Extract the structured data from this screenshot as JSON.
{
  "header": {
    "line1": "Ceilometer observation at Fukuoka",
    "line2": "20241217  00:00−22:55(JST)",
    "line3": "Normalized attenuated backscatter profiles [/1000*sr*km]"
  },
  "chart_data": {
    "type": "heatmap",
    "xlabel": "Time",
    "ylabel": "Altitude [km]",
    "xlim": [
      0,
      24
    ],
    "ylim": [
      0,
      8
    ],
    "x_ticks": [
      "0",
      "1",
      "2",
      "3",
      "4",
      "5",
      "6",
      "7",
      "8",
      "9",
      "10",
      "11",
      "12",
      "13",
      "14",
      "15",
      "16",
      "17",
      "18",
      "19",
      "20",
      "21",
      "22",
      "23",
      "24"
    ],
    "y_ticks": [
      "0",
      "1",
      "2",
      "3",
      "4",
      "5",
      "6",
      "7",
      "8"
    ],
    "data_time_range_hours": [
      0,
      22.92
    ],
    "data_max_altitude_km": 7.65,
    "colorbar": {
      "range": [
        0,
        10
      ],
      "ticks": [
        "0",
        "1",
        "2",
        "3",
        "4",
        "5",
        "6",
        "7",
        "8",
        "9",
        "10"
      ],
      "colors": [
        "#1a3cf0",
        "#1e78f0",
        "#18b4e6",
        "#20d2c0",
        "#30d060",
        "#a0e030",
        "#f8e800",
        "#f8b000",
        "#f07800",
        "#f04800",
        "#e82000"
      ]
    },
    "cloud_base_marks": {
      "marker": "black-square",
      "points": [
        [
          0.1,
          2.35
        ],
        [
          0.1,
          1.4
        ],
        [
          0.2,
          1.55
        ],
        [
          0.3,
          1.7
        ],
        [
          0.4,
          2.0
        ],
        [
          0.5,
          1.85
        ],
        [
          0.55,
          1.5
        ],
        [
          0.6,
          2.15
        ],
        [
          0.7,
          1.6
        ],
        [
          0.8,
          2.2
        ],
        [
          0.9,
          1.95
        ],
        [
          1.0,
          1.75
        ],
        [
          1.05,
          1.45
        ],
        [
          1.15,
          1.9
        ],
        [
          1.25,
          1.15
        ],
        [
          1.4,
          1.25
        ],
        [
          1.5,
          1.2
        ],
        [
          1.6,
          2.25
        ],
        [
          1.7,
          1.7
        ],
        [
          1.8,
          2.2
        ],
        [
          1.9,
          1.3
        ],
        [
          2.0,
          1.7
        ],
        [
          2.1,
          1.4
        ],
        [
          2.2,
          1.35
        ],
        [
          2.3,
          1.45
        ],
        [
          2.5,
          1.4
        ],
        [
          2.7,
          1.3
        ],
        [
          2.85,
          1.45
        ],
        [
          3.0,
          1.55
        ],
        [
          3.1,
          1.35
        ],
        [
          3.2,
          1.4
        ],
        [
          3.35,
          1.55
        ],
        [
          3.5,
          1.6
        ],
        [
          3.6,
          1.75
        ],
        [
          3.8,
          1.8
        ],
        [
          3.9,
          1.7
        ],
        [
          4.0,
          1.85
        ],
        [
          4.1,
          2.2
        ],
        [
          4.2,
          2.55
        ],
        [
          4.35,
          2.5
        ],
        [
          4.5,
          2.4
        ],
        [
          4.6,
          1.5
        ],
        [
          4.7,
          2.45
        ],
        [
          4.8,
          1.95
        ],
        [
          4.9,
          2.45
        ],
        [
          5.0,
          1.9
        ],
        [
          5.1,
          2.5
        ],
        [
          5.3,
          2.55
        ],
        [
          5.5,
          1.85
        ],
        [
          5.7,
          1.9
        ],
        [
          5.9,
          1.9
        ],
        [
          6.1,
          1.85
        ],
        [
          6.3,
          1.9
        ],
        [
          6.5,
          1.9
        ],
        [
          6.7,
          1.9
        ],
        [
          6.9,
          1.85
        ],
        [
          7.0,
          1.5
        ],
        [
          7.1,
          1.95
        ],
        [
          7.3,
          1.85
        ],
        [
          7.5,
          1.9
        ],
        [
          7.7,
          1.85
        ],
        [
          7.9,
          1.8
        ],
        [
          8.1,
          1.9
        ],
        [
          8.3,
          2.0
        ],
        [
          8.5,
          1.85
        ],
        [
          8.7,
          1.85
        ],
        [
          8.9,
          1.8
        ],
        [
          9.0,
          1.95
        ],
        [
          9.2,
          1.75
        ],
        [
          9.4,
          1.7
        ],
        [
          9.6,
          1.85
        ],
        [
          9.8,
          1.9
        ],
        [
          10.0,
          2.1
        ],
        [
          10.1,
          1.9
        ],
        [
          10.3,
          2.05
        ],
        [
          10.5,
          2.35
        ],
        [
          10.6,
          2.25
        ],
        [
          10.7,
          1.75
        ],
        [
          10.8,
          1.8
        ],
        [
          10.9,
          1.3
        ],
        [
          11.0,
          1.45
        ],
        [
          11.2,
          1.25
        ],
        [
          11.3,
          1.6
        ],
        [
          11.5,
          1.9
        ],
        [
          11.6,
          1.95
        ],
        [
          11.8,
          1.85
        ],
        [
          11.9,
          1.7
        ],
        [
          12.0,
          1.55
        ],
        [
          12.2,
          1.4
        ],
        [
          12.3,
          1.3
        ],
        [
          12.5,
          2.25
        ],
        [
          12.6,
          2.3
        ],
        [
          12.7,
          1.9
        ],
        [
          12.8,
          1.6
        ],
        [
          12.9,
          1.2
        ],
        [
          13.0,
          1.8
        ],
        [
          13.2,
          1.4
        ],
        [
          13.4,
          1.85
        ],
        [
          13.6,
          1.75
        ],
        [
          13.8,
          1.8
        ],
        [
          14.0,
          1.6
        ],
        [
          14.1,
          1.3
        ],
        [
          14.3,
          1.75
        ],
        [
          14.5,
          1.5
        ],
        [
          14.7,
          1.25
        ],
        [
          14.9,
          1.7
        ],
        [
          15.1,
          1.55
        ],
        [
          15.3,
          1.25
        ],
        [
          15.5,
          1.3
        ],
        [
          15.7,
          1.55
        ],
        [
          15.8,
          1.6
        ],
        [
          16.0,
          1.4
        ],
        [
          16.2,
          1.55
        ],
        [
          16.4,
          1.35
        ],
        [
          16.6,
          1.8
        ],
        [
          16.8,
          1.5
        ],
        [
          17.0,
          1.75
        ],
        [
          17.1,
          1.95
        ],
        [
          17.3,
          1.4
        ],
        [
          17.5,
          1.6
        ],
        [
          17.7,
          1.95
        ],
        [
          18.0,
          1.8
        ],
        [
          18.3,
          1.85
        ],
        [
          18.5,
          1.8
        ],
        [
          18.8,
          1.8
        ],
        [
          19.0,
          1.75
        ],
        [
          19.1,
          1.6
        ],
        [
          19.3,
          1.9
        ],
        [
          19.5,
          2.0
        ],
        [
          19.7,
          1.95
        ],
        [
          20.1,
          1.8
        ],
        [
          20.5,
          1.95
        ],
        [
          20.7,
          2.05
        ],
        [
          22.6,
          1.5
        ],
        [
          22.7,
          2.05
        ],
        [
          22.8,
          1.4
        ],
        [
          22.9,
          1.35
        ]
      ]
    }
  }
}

YOUR OBJECTIVE:
Write out all of the records once more, exactly.

EXERCISE RESPONSE:
Extract the structured data from this screenshot as JSON.
{
  "header": {
    "line1": "Ceilometer observation at Fukuoka",
    "line2": "20241217  00:00−22:55(JST)",
    "line3": "Normalized attenuated backscatter profiles [/1000*sr*km]"
  },
  "chart_data": {
    "type": "heatmap",
    "xlabel": "Time",
    "ylabel": "Altitude [km]",
    "xlim": [
      0,
      24
    ],
    "ylim": [
      0,
      8
    ],
    "x_ticks": [
      "0",
      "1",
      "2",
      "3",
      "4",
      "5",
      "6",
      "7",
      "8",
      "9",
      "10",
      "11",
      "12",
      "13",
      "14",
      "15",
      "16",
      "17",
      "18",
      "19",
      "20",
      "21",
      "22",
      "23",
      "24"
    ],
    "y_ticks": [
      "0",
      "1",
      "2",
      "3",
      "4",
      "5",
      "6",
      "7",
      "8"
    ],
    "data_time_range_hours": [
      0,
      22.92
    ],
    "data_max_altitude_km": 7.65,
    "colorbar": {
      "range": [
        0,
        10
      ],
      "ticks": [
        "0",
        "1",
        "2",
        "3",
        "4",
        "5",
        "6",
        "7",
        "8",
        "9",
        "10"
      ],
      "colors": [
        "#1a3cf0",
        "#1e78f0",
        "#18b4e6",
        "#20d2c0",
        "#30d060",
        "#a0e030",
        "#f8e800",
        "#f8b000",
        "#f07800",
        "#f04800",
        "#e82000"
      ]
    },
    "cloud_base_marks": {
      "marker": "black-square",
      "points": [
        [
          0.1,
          2.35
        ],
        [
          0.1,
          1.4
        ],
        [
          0.2,
          1.55
        ],
        [
          0.3,
          1.7
        ],
        [
          0.4,
          2.0
        ],
        [
          0.5,
          1.85
        ],
        [
          0.55,
          1.5
        ],
        [
          0.6,
          2.15
        ],
        [
          0.7,
          1.6
        ],
        [
          0.8,
          2.2
        ],
        [
          0.9,
          1.95
        ],
        [
          1.0,
          1.75
        ],
        [
          1.05,
          1.45
        ],
        [
          1.15,
          1.9
        ],
        [
          1.25,
          1.15
        ],
        [
          1.4,
          1.25
        ],
        [
          1.5,
          1.2
        ],
        [
          1.6,
          2.25
        ],
        [
          1.7,
          1.7
        ],
        [
          1.8,
          2.2
        ],
        [
          1.9,
          1.3
        ],
        [
          2.0,
          1.7
        ],
        [
          2.1,
          1.4
        ],
        [
          2.2,
          1.35
        ],
        [
          2.3,
          1.45
        ],
        [
          2.5,
          1.4
        ],
        [
          2.7,
          1.3
        ],
        [
          2.85,
          1.45
        ],
        [
          3.0,
          1.55
        ],
        [
          3.1,
          1.35
        ],
        [
          3.2,
          1.4
        ],
        [
          3.35,
          1.55
        ],
        [
          3.5,
          1.6
        ],
        [
          3.6,
          1.75
        ],
        [
          3.8,
          1.8
        ],
        [
          3.9,
          1.7
        ],
        [
          4.0,
          1.85
        ],
        [
          4.1,
          2.2
        ],
        [
          4.2,
          2.55
        ],
        [
          4.35,
          2.5
        ],
        [
          4.5,
          2.4
        ],
        [
          4.6,
          1.5
        ],
        [
          4.7,
          2.45
        ],
        [
          4.8,
          1.95
        ],
        [
          4.9,
          2.45
        ],
        [
          5.0,
          1.9
        ],
        [
          5.1,
          2.5
        ],
        [
          5.3,
          2.55
        ],
        [
          5.5,
          1.85
        ],
        [
          5.7,
          1.9
        ],
        [
          5.9,
          1.9
        ],
        [
          6.1,
          1.85
        ],
        [
          6.3,
          1.9
        ],
        [
          6.5,
          1.9
        ],
        [
          6.7,
          1.9
        ],
        [
          6.9,
          1.85
        ],
        [
          7.0,
          1.5
        ],
        [
          7.1,
          1.95
        ],
        [
          7.3,
          1.85
        ],
        [
          7.5,
          1.9
        ],
        [
          7.7,
          1.85
        ],
        [
          7.9,
          1.8
        ],
        [
          8.1,
          1.9
        ],
        [
          8.3,
          2.0
        ],
        [
          8.5,
          1.85
        ],
        [
          8.7,
          1.85
        ],
        [
          8.9,
          1.8
        ],
        [
          9.0,
          1.95
        ],
        [
          9.2,
          1.75
        ],
        [
          9.4,
          1.7
        ],
        [
          9.6,
          1.85
        ],
        [
          9.8,
          1.9
        ],
        [
          10.0,
          2.1
        ],
        [
          10.1,
          1.9
        ],
        [
          10.3,
          2.05
        ],
        [
          10.5,
          2.35
        ],
        [
          10.6,
          2.25
        ],
        [
          10.7,
          1.75
        ],
        [
          10.8,
          1.8
        ],
        [
          10.9,
          1.3
        ],
        [
          11.0,
          1.45
        ],
        [
          11.2,
          1.25
        ],
        [
          11.3,
          1.6
        ],
        [
          11.5,
          1.9
        ],
        [
          11.6,
          1.95
        ],
        [
          11.8,
          1.85
        ],
        [
          11.9,
          1.7
        ],
        [
          12.0,
          1.55
        ],
        [
          12.2,
          1.4
        ],
        [
          12.3,
          1.3
        ],
        [
          12.5,
          2.25
        ],
        [
          12.6,
          2.3
        ],
        [
          12.7,
          1.9
        ],
        [
          12.8,
          1.6
        ],
        [
          12.9,
          1.2
        ],
        [
          13.0,
          1.8
        ],
        [
          13.2,
          1.4
        ],
        [
          13.4,
          1.85
        ],
        [
          13.6,
          1.75
        ],
        [
          13.8,
          1.8
        ],
        [
          14.0,
          1.6
        ],
        [
          14.1,
          1.3
        ],
        [
          14.3,
          1.75
        ],
        [
          14.5,
          1.5
        ],
        [
          14.7,
          1.25
        ],
        [
          14.9,
          1.7
        ],
        [
          15.1,
          1.55
        ],
        [
          15.3,
          1.25
        ],
        [
          15.5,
          1.3
        ],
        [
          15.7,
          1.55
        ],
        [
          15.8,
          1.6
        ],
        [
          16.0,
          1.4
        ],
        [
          16.2,
          1.55
        ],
        [
          16.4,
          1.35
        ],
        [
          16.6,
          1.8
        ],
        [
          16.8,
          1.5
        ],
        [
          17.0,
          1.75
        ],
        [
          17.1,
          1.95
        ],
        [
          17.3,
          1.4
        ],
        [
          17.5,
          1.6
        ],
        [
          17.7,
          1.95
        ],
        [
          18.0,
          1.8
        ],
        [
          18.3,
          1.85
        ],
        [
          18.5,
          1.8
        ],
        [
          18.8,
          1.8
        ],
        [
          19.0,
          1.75
        ],
        [
          19.1,
          1.6
        ],
        [
          19.3,
          1.9
        ],
        [
          19.5,
          2.0
        ],
        [
          19.7,
          1.95
        ],
        [
          20.1,
          1.8
        ],
        [
          20.5,
          1.95
        ],
        [
          20.7,
          2.05
        ],
        [
          22.6,
          1.5
        ],
        [
          22.7,
          2.05
        ],
        [
          22.8,
          1.4
        ],
        [
          22.9,
          1.35
        ]
      ]
    }
  }
}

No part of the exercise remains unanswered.